=== RECORDS SUPPLIED ===
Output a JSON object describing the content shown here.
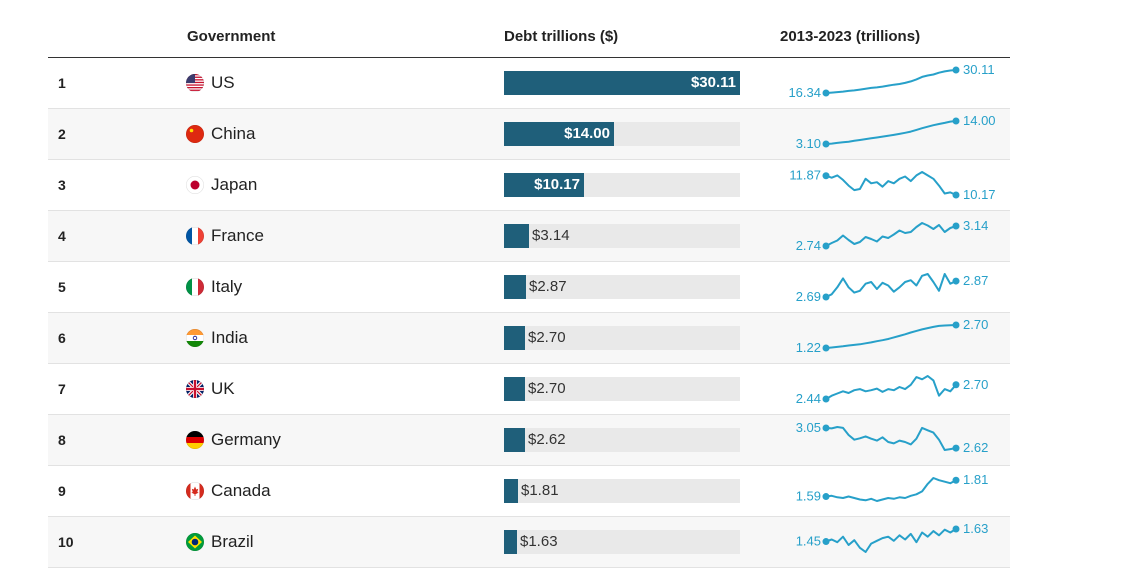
{
  "header": {
    "rank_label": "",
    "government_label": "Government",
    "debt_label": "Debt trillions ($)",
    "trend_label": "2013-2023 (trillions)"
  },
  "colors": {
    "bar": "#1f5f7a",
    "track": "#e9e9e9",
    "spark": "#27a0c9"
  },
  "chart_data": {
    "type": "table",
    "max_value": 30.11,
    "columns": [
      "",
      "Government",
      "Debt trillions ($)",
      "2013-2023 (trillions)"
    ],
    "rows": [
      {
        "rank": "1",
        "country": "US",
        "flag": "us-flag-icon",
        "value": 30.11,
        "label": "$30.11",
        "start_label": "16.34",
        "end_label": "30.11",
        "trend": [
          16.34,
          16.6,
          16.9,
          17.2,
          17.6,
          17.9,
          18.4,
          18.9,
          19.4,
          19.7,
          20.2,
          20.8,
          21.3,
          21.7,
          22.4,
          23.3,
          24.5,
          26.0,
          26.8,
          27.4,
          28.5,
          29.3,
          29.8,
          30.11
        ]
      },
      {
        "rank": "2",
        "country": "China",
        "flag": "china-flag-icon",
        "value": 14.0,
        "label": "$14.00",
        "start_label": "3.10",
        "end_label": "14.00",
        "trend": [
          3.1,
          3.3,
          3.6,
          3.9,
          4.2,
          4.6,
          5.0,
          5.4,
          5.8,
          6.2,
          6.6,
          7.0,
          7.4,
          7.9,
          8.4,
          9.0,
          9.8,
          10.6,
          11.3,
          12.0,
          12.6,
          13.1,
          13.7,
          14.0
        ]
      },
      {
        "rank": "3",
        "country": "Japan",
        "flag": "japan-flag-icon",
        "value": 10.17,
        "label": "$10.17",
        "start_label": "11.87",
        "end_label": "10.17",
        "trend": [
          11.87,
          11.7,
          11.9,
          11.5,
          11.0,
          10.6,
          10.7,
          11.6,
          11.2,
          11.3,
          10.9,
          11.4,
          11.2,
          11.6,
          11.8,
          11.4,
          11.9,
          12.2,
          11.9,
          11.6,
          11.0,
          10.3,
          10.4,
          10.17
        ]
      },
      {
        "rank": "4",
        "country": "France",
        "flag": "france-flag-icon",
        "value": 3.14,
        "label": "$3.14",
        "start_label": "2.74",
        "end_label": "3.14",
        "trend": [
          2.74,
          2.8,
          2.85,
          2.95,
          2.86,
          2.78,
          2.82,
          2.92,
          2.88,
          2.83,
          2.93,
          2.9,
          2.97,
          3.05,
          3.0,
          3.02,
          3.12,
          3.2,
          3.15,
          3.08,
          3.16,
          3.02,
          3.1,
          3.14
        ]
      },
      {
        "rank": "5",
        "country": "Italy",
        "flag": "italy-flag-icon",
        "value": 2.87,
        "label": "$2.87",
        "start_label": "2.69",
        "end_label": "2.87",
        "trend": [
          2.69,
          2.72,
          2.8,
          2.9,
          2.8,
          2.74,
          2.76,
          2.84,
          2.86,
          2.78,
          2.85,
          2.82,
          2.75,
          2.8,
          2.86,
          2.88,
          2.82,
          2.93,
          2.95,
          2.86,
          2.76,
          2.95,
          2.84,
          2.87
        ]
      },
      {
        "rank": "6",
        "country": "India",
        "flag": "india-flag-icon",
        "value": 2.7,
        "label": "$2.70",
        "start_label": "1.22",
        "end_label": "2.70",
        "trend": [
          1.22,
          1.25,
          1.29,
          1.33,
          1.38,
          1.42,
          1.46,
          1.52,
          1.58,
          1.66,
          1.72,
          1.8,
          1.9,
          2.0,
          2.1,
          2.22,
          2.32,
          2.42,
          2.5,
          2.58,
          2.64,
          2.67,
          2.69,
          2.7
        ]
      },
      {
        "rank": "7",
        "country": "UK",
        "flag": "uk-flag-icon",
        "value": 2.7,
        "label": "$2.70",
        "start_label": "2.44",
        "end_label": "2.70",
        "trend": [
          2.44,
          2.5,
          2.54,
          2.58,
          2.55,
          2.6,
          2.62,
          2.58,
          2.6,
          2.63,
          2.57,
          2.62,
          2.6,
          2.66,
          2.62,
          2.7,
          2.84,
          2.8,
          2.86,
          2.78,
          2.5,
          2.62,
          2.58,
          2.7
        ]
      },
      {
        "rank": "8",
        "country": "Germany",
        "flag": "germany-flag-icon",
        "value": 2.62,
        "label": "$2.62",
        "start_label": "3.05",
        "end_label": "2.62",
        "trend": [
          3.05,
          3.04,
          3.07,
          3.05,
          2.9,
          2.8,
          2.83,
          2.87,
          2.82,
          2.78,
          2.85,
          2.75,
          2.72,
          2.78,
          2.75,
          2.7,
          2.82,
          3.05,
          3.0,
          2.95,
          2.8,
          2.58,
          2.6,
          2.62
        ]
      },
      {
        "rank": "9",
        "country": "Canada",
        "flag": "canada-flag-icon",
        "value": 1.81,
        "label": "$1.81",
        "start_label": "1.59",
        "end_label": "1.81",
        "trend": [
          1.59,
          1.6,
          1.58,
          1.57,
          1.59,
          1.57,
          1.55,
          1.54,
          1.56,
          1.53,
          1.55,
          1.57,
          1.56,
          1.58,
          1.57,
          1.6,
          1.62,
          1.66,
          1.76,
          1.84,
          1.81,
          1.79,
          1.77,
          1.81
        ]
      },
      {
        "rank": "10",
        "country": "Brazil",
        "flag": "brazil-flag-icon",
        "value": 1.63,
        "label": "$1.63",
        "start_label": "1.45",
        "end_label": "1.63",
        "trend": [
          1.45,
          1.48,
          1.44,
          1.52,
          1.4,
          1.47,
          1.36,
          1.3,
          1.42,
          1.46,
          1.5,
          1.52,
          1.46,
          1.54,
          1.48,
          1.56,
          1.44,
          1.58,
          1.52,
          1.6,
          1.54,
          1.62,
          1.58,
          1.63
        ]
      }
    ]
  }
}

=== YOUR OBJECTIVE ===
Pick out each line in the material containing "Debt".

=== OUTPUT FOR THIS TASK ===
    "debt_label": "Debt trillions ($)",
      "Debt trillions ($)",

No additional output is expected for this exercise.